**BRIEF**. Read the listing below and copy out every line that holds "xlabel".

[Records]
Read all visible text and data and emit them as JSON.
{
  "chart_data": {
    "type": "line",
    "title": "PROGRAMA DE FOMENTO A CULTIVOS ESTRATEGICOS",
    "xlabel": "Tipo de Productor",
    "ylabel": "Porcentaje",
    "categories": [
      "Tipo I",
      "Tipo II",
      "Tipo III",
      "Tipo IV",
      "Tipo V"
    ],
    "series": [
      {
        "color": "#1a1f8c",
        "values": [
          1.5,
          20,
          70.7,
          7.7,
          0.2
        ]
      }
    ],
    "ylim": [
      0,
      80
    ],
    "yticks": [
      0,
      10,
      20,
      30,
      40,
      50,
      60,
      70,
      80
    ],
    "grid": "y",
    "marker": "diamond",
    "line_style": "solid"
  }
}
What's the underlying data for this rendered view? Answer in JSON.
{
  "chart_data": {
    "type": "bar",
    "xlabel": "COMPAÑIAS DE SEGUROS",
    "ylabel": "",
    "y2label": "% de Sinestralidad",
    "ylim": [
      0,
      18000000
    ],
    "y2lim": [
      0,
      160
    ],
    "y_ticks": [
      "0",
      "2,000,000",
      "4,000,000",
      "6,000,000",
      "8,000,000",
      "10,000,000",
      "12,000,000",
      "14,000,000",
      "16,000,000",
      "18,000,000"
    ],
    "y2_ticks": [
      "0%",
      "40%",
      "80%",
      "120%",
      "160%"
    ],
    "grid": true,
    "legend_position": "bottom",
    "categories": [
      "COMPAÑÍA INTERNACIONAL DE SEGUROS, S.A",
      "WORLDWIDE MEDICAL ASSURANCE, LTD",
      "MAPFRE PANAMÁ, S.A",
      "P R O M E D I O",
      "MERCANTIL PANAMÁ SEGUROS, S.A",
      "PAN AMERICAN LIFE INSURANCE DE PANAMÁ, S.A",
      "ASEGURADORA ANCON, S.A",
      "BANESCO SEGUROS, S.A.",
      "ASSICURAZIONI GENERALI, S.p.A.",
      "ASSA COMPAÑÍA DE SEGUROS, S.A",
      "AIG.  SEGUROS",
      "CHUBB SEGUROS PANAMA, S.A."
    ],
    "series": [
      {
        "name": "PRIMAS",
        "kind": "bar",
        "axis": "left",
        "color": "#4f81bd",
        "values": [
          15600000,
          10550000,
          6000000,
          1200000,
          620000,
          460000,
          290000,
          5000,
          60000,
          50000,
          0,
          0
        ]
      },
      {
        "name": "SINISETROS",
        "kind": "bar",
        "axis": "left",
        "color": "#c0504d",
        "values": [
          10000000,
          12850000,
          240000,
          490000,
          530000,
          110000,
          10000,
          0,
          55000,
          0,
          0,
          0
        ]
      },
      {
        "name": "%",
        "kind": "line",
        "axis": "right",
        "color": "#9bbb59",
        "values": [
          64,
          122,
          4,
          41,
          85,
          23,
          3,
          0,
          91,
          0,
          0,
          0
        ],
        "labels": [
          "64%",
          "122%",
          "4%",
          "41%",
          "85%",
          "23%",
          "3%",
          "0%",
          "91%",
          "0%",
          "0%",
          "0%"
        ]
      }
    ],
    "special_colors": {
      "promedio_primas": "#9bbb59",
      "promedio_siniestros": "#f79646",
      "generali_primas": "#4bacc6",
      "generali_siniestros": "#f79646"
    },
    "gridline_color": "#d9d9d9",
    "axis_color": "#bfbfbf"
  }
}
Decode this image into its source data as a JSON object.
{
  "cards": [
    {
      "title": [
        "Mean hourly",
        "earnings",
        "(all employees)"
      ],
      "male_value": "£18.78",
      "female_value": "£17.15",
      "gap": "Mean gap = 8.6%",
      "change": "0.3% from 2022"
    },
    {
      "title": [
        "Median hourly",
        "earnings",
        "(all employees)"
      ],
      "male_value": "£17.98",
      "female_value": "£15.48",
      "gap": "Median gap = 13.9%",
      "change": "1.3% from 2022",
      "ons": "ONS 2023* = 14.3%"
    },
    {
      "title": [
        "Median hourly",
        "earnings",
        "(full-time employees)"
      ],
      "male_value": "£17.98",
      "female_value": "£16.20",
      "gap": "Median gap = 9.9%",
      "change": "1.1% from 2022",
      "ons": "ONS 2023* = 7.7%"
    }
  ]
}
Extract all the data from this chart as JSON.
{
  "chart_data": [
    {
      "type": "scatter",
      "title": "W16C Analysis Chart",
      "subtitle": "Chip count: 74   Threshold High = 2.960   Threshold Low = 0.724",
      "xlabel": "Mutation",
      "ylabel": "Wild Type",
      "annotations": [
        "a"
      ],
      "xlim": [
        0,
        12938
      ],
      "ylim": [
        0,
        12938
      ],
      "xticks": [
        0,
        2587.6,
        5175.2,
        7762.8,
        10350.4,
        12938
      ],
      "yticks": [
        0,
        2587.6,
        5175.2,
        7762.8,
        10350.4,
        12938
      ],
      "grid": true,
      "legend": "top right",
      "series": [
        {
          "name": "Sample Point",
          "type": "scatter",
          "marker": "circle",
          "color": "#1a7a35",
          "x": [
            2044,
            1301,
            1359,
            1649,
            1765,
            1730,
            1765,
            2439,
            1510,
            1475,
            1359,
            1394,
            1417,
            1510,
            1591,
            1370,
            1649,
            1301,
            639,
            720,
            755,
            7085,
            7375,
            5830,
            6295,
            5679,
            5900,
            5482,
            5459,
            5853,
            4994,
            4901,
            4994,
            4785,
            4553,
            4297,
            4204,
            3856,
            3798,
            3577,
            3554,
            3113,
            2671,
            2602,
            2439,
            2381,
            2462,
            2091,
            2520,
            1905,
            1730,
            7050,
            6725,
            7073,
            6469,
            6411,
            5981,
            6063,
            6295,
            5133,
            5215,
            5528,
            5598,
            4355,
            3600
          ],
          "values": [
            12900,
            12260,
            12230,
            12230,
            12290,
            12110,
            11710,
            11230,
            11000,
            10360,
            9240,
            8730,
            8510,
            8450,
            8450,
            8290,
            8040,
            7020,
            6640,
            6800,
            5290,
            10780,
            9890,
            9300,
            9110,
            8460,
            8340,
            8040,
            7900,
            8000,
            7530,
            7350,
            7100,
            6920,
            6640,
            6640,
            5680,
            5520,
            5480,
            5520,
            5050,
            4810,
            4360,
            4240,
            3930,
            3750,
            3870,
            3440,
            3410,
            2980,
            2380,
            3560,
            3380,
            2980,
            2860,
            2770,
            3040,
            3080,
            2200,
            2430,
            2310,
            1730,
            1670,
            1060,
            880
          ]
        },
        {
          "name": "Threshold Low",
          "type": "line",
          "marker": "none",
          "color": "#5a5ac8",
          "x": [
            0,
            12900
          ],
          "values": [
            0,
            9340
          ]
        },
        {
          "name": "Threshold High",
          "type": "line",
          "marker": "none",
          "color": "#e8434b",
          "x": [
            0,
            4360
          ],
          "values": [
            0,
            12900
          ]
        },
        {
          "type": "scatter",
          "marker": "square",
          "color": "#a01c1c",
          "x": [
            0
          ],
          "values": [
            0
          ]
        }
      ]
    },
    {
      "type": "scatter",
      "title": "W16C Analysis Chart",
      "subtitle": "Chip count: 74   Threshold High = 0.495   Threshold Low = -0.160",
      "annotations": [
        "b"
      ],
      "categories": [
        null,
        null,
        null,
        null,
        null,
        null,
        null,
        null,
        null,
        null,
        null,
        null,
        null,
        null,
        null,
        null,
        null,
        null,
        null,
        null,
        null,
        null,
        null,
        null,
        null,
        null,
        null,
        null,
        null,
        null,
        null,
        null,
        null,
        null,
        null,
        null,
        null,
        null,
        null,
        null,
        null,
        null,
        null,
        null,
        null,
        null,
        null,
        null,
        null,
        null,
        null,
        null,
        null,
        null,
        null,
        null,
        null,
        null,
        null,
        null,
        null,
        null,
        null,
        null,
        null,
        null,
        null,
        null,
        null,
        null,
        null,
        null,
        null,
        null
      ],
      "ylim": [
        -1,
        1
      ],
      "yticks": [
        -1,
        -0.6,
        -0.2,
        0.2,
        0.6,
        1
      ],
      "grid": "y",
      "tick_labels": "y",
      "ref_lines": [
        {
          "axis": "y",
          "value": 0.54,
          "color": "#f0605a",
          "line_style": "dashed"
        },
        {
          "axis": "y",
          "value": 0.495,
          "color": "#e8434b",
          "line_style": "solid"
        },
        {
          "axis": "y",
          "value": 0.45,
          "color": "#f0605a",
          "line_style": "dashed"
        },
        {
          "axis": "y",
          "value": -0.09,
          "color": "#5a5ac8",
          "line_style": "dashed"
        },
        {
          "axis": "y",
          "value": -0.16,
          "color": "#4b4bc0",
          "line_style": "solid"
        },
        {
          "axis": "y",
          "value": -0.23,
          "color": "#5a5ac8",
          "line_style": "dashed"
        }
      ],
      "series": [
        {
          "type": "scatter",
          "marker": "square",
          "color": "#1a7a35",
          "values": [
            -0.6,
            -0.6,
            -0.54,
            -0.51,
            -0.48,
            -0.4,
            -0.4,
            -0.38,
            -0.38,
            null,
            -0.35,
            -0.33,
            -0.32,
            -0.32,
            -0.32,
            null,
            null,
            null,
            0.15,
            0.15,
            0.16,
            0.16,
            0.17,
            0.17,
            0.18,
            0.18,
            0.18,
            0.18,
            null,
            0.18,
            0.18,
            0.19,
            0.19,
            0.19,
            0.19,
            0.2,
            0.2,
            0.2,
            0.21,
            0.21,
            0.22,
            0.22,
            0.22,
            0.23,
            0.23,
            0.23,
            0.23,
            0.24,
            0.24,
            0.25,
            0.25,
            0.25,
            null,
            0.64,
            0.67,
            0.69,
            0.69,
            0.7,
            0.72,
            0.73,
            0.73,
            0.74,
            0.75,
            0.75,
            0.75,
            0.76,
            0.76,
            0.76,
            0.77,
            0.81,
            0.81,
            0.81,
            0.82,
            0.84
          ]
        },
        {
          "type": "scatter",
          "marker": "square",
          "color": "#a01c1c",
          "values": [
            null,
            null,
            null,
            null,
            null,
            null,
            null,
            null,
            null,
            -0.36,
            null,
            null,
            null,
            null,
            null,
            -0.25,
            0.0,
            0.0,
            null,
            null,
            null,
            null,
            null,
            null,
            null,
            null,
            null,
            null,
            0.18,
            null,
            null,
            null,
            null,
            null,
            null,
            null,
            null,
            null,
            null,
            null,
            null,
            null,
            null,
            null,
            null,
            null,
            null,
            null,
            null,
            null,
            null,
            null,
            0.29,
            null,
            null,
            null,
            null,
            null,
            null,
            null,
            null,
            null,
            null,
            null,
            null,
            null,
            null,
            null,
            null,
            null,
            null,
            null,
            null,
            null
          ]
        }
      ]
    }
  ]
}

**RESULT BELOW**.
    "xlabel": "Tipo de Productor",
    "xlabel": "COMPAÑIAS DE SEGUROS",
      "xlabel": "Mutation",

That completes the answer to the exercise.